### Set problem
Every entry below should be repeated exactly; the pictures should not.

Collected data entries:
= = = =

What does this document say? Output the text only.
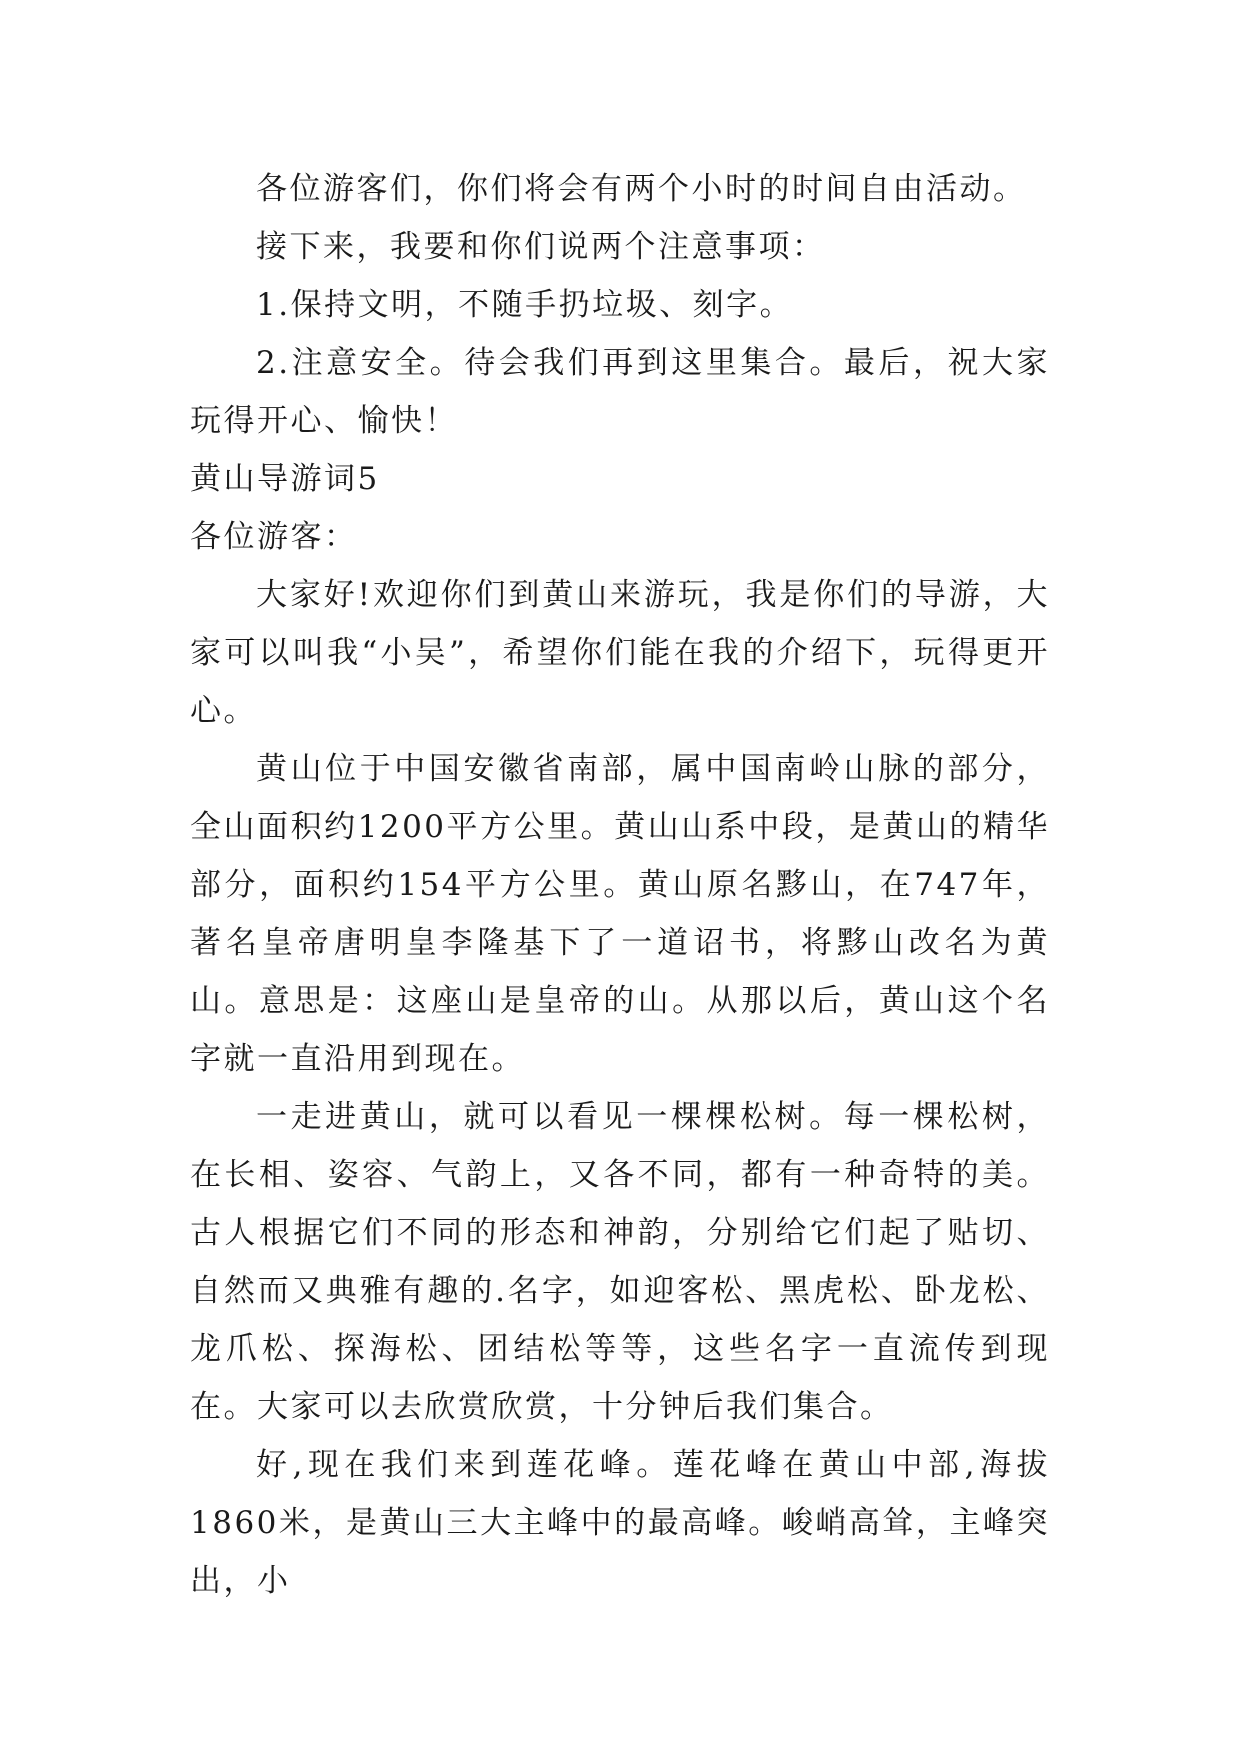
各位游客们，你们将会有两个小时的时间自由活动。

接下来，我要和你们说两个注意事项：

1.保持文明，不随手扔垃圾、刻字。

2.注意安全。待会我们再到这里集合。最后，祝大家玩得开心、愉快！

黄山导游词5

各位游客：

大家好!欢迎你们到黄山来游玩，我是你们的导游，大家可以叫我“小吴”，希望你们能在我的介绍下，玩得更开心。

黄山位于中国安徽省南部，属中国南岭山脉的部分，全山面积约1200平方公里。黄山山系中段，是黄山的精华部分，面积约154平方公里。黄山原名黟山，在747年，著名皇帝唐明皇李隆基下了一道诏书，将黟山改名为黄山。意思是：这座山是皇帝的山。从那以后，黄山这个名字就一直沿用到现在。

一走进黄山，就可以看见一棵棵松树。每一棵松树，在长相、姿容、气韵上，又各不同，都有一种奇特的美。古人根据它们不同的形态和神韵，分别给它们起了贴切、自然而又典雅有趣的.名字，如迎客松、黑虎松、卧龙松、龙爪松、探海松、团结松等等，这些名字一直流传到现在。大家可以去欣赏欣赏，十分钟后我们集合。

好,现在我们来到莲花峰。莲花峰在黄山中部,海拔1860米，是黄山三大主峰中的最高峰。峻峭高耸，主峰突出，小
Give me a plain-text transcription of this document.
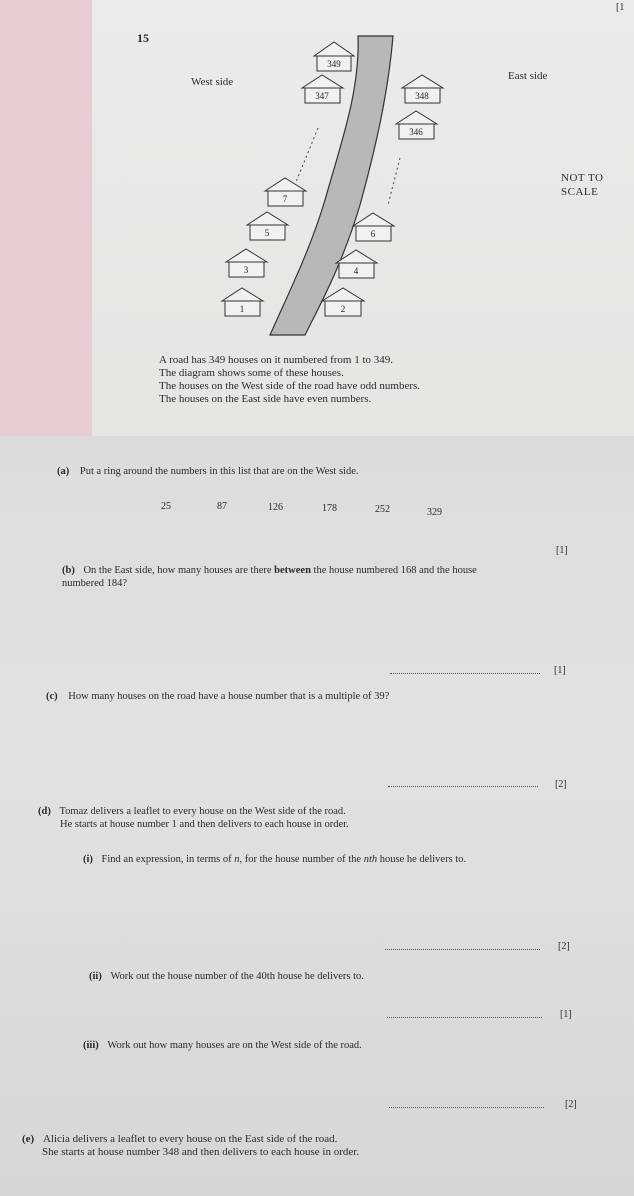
[1
15
349
347	348
346
7
5	6
3	4
1	2
West side	East side
NOT TO
SCALE
A road has 349 houses on it numbered from 1 to 349.
The diagram shows some of these houses.
The houses on the West side of the road have odd numbers.
The houses on the East side have even numbers.
(a) Put a ring around the numbers in this list that are on the West side.
25	87	126	178	252	329
[1]
(b) On the East side, how many houses are there between the house numbered 168 and the house
numbered 184?
[1]
(c) How many houses on the road have a house number that is a multiple of 39?
[2]
(d) Tomaz delivers a leaflet to every house on the West side of the road.
He starts at house number 1 and then delivers to each house in order.
(i) Find an expression, in terms of n, for the house number of the nth house he delivers to.
[2]
(ii) Work out the house number of the 40th house he delivers to.
[1]
(iii) Work out how many houses are on the West side of the road.
[2]
(e) Alicia delivers a leaflet to every house on the East side of the road.
She starts at house number 348 and then delivers to each house in order.
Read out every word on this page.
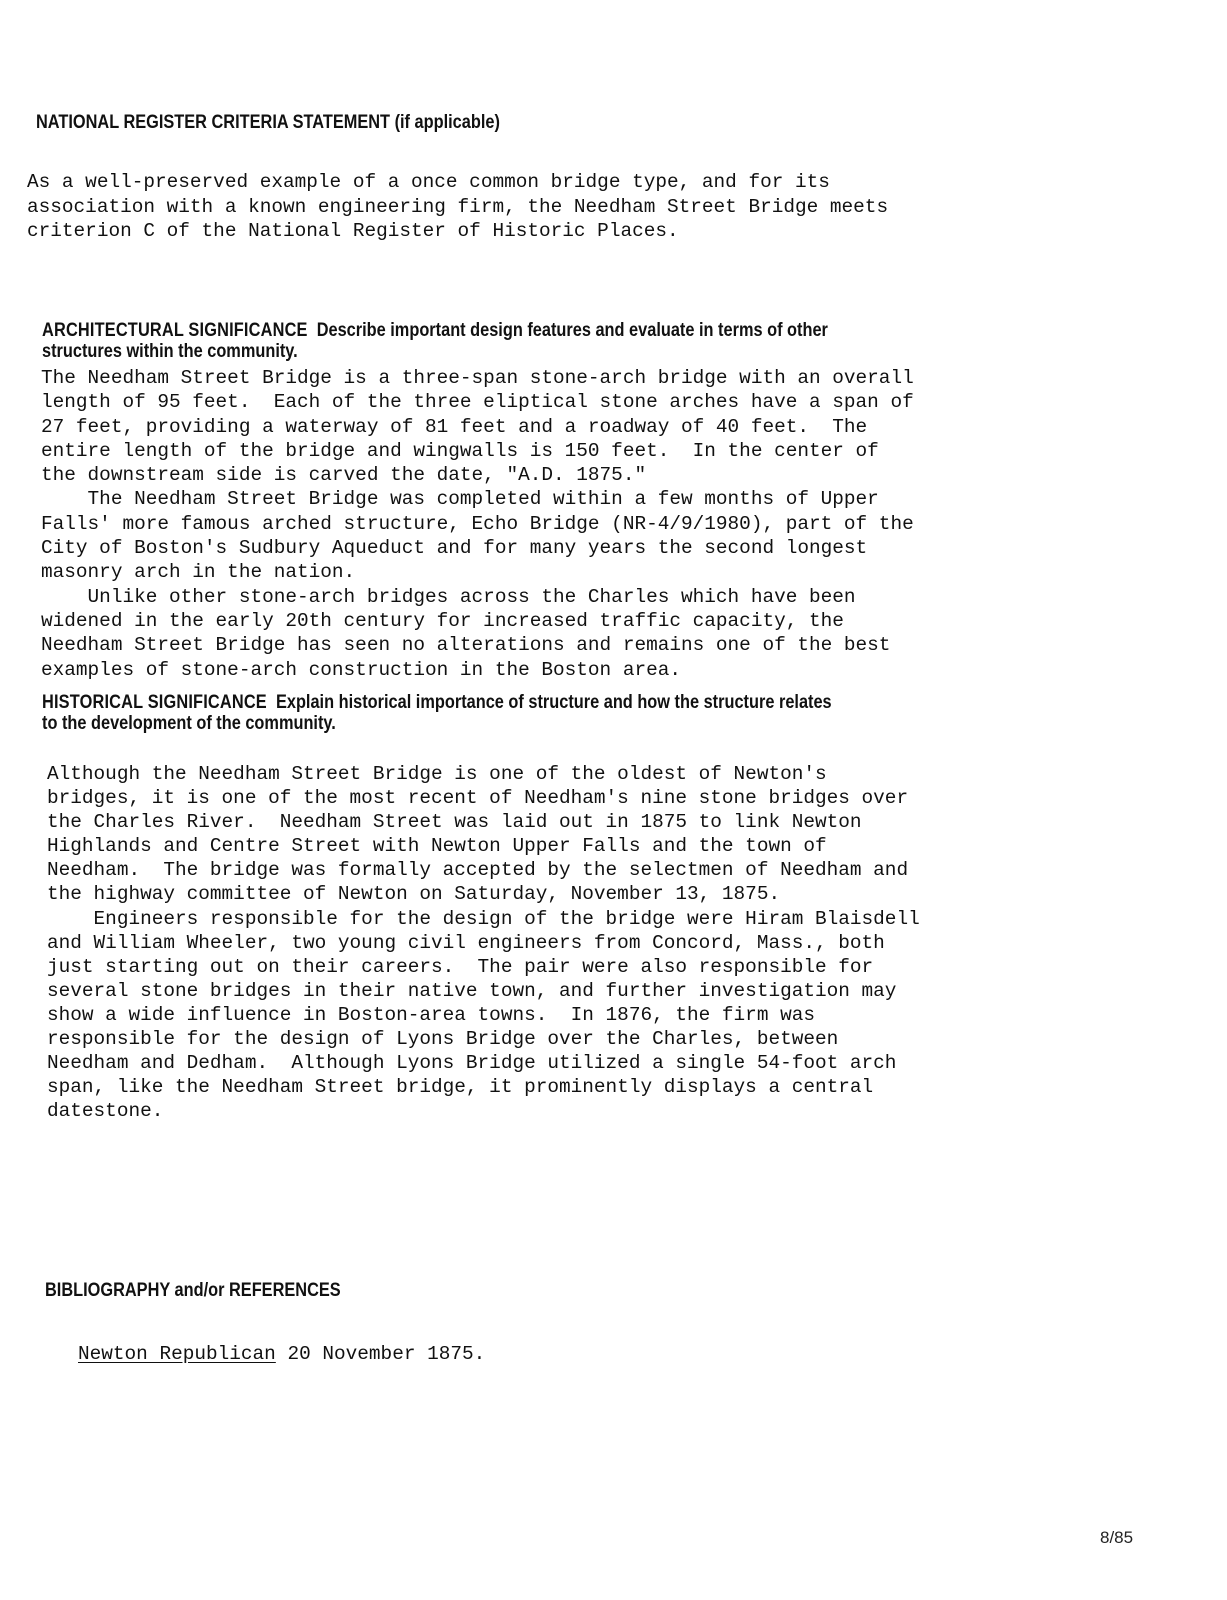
NATIONAL REGISTER CRITERIA STATEMENT (if applicable)

As a well-preserved example of a once common bridge type, and for its

association with a known engineering firm, the Needham Street Bridge meets

criterion C of the National Register of Historic Places.

ARCHITECTURAL SIGNIFICANCE Describe important design features and evaluate in terms of other
structures within the community.

The Needham Street Bridge is a three-span stone-arch bridge with an overall

length of 95 feet.  Each of the three eliptical stone arches have a span of

27 feet, providing a waterway of 81 feet and a roadway of 40 feet.  The

entire length of the bridge and wingwalls is 150 feet.  In the center of

the downstream side is carved the date, "A.D. 1875."

The Needham Street Bridge was completed within a few months of Upper

Falls' more famous arched structure, Echo Bridge (NR-4/9/1980), part of the

City of Boston's Sudbury Aqueduct and for many years the second longest

masonry arch in the nation.

Unlike other stone-arch bridges across the Charles which have been

widened in the early 20th century for increased traffic capacity, the

Needham Street Bridge has seen no alterations and remains one of the best

examples of stone-arch construction in the Boston area.

HISTORICAL SIGNIFICANCE Explain historical importance of structure and how the structure relates
to the development of the community.

Although the Needham Street Bridge is one of the oldest of Newton's

bridges, it is one of the most recent of Needham's nine stone bridges over

the Charles River.  Needham Street was laid out in 1875 to link Newton

Highlands and Centre Street with Newton Upper Falls and the town of

Needham.  The bridge was formally accepted by the selectmen of Needham and

the highway committee of Newton on Saturday, November 13, 1875.

Engineers responsible for the design of the bridge were Hiram Blaisdell

and William Wheeler, two young civil engineers from Concord, Mass., both

just starting out on their careers.  The pair were also responsible for

several stone bridges in their native town, and further investigation may

show a wide influence in Boston-area towns.  In 1876, the firm was

responsible for the design of Lyons Bridge over the Charles, between

Needham and Dedham.  Although Lyons Bridge utilized a single 54-foot arch

span, like the Needham Street bridge, it prominently displays a central

datestone.

BIBLIOGRAPHY and/or REFERENCES
Newton Republican 20 November 1875.
8/85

= = = =

### Solution below
What does this document say? Output the text only.
各位游客们，你们将会有两个小时的时间自由活动。

接下来，我要和你们说两个注意事项：

1.保持文明，不随手扔垃圾、刻字。

2.注意安全。待会我们再到这里集合。最后，祝大家玩得开心、愉快！

黄山导游词5

各位游客：

大家好!欢迎你们到黄山来游玩，我是你们的导游，大家可以叫我“小吴”，希望你们能在我的介绍下，玩得更开心。

黄山位于中国安徽省南部，属中国南岭山脉的部分，全山面积约1200平方公里。黄山山系中段，是黄山的精华部分，面积约154平方公里。黄山原名黟山，在747年，著名皇帝唐明皇李隆基下了一道诏书，将黟山改名为黄山。意思是：这座山是皇帝的山。从那以后，黄山这个名字就一直沿用到现在。

一走进黄山，就可以看见一棵棵松树。每一棵松树，在长相、姿容、气韵上，又各不同，都有一种奇特的美。古人根据它们不同的形态和神韵，分别给它们起了贴切、自然而又典雅有趣的.名字，如迎客松、黑虎松、卧龙松、龙爪松、探海松、团结松等等，这些名字一直流传到现在。大家可以去欣赏欣赏，十分钟后我们集合。

好,现在我们来到莲花峰。莲花峰在黄山中部,海拔1860米，是黄山三大主峰中的最高峰。峻峭高耸，主峰突出，小
Give me a plain-text transcription of this document.
[1
15
349
347	348
346
7
5	6
3	4
1	2
West side	East side
NOT TO
SCALE
A road has 349 houses on it numbered from 1 to 349.
The diagram shows some of these houses.
The houses on the West side of the road have odd numbers.
The houses on the East side have even numbers.
(a) Put a ring around the numbers in this list that are on the West side.
25	87	126	178	252	329
[1]
(b) On the East side, how many houses are there between the house numbered 168 and the house
numbered 184?
[1]
(c) How many houses on the road have a house number that is a multiple of 39?
[2]
(d) Tomaz delivers a leaflet to every house on the West side of the road.
He starts at house number 1 and then delivers to each house in order.
(i) Find an expression, in terms of n, for the house number of the nth house he delivers to.
[2]
(ii) Work out the house number of the 40th house he delivers to.
[1]
(iii) Work out how many houses are on the West side of the road.
[2]
(e) Alicia delivers a leaflet to every house on the East side of the road.
She starts at house number 348 and then delivers to each house in order.
Read out every word on this page.
NATIONAL REGISTER CRITERIA STATEMENT (if applicable)

As a well-preserved example of a once common bridge type, and for its

association with a known engineering firm, the Needham Street Bridge meets

criterion C of the National Register of Historic Places.

ARCHITECTURAL SIGNIFICANCE Describe important design features and evaluate in terms of other
structures within the community.

The Needham Street Bridge is a three-span stone-arch bridge with an overall

length of 95 feet.  Each of the three eliptical stone arches have a span of

27 feet, providing a waterway of 81 feet and a roadway of 40 feet.  The

entire length of the bridge and wingwalls is 150 feet.  In the center of

the downstream side is carved the date, "A.D. 1875."

The Needham Street Bridge was completed within a few months of Upper

Falls' more famous arched structure, Echo Bridge (NR-4/9/1980), part of the

City of Boston's Sudbury Aqueduct and for many years the second longest

masonry arch in the nation.

Unlike other stone-arch bridges across the Charles which have been

widened in the early 20th century for increased traffic capacity, the

Needham Street Bridge has seen no alterations and remains one of the best

examples of stone-arch construction in the Boston area.

HISTORICAL SIGNIFICANCE Explain historical importance of structure and how the structure relates
to the development of the community.

Although the Needham Street Bridge is one of the oldest of Newton's

bridges, it is one of the most recent of Needham's nine stone bridges over

the Charles River.  Needham Street was laid out in 1875 to link Newton

Highlands and Centre Street with Newton Upper Falls and the town of

Needham.  The bridge was formally accepted by the selectmen of Needham and

the highway committee of Newton on Saturday, November 13, 1875.

Engineers responsible for the design of the bridge were Hiram Blaisdell

and William Wheeler, two young civil engineers from Concord, Mass., both

just starting out on their careers.  The pair were also responsible for

several stone bridges in their native town, and further investigation may

show a wide influence in Boston-area towns.  In 1876, the firm was

responsible for the design of Lyons Bridge over the Charles, between

Needham and Dedham.  Although Lyons Bridge utilized a single 54-foot arch

span, like the Needham Street bridge, it prominently displays a central

datestone.

BIBLIOGRAPHY and/or REFERENCES
Newton Republican 20 November 1875.
8/85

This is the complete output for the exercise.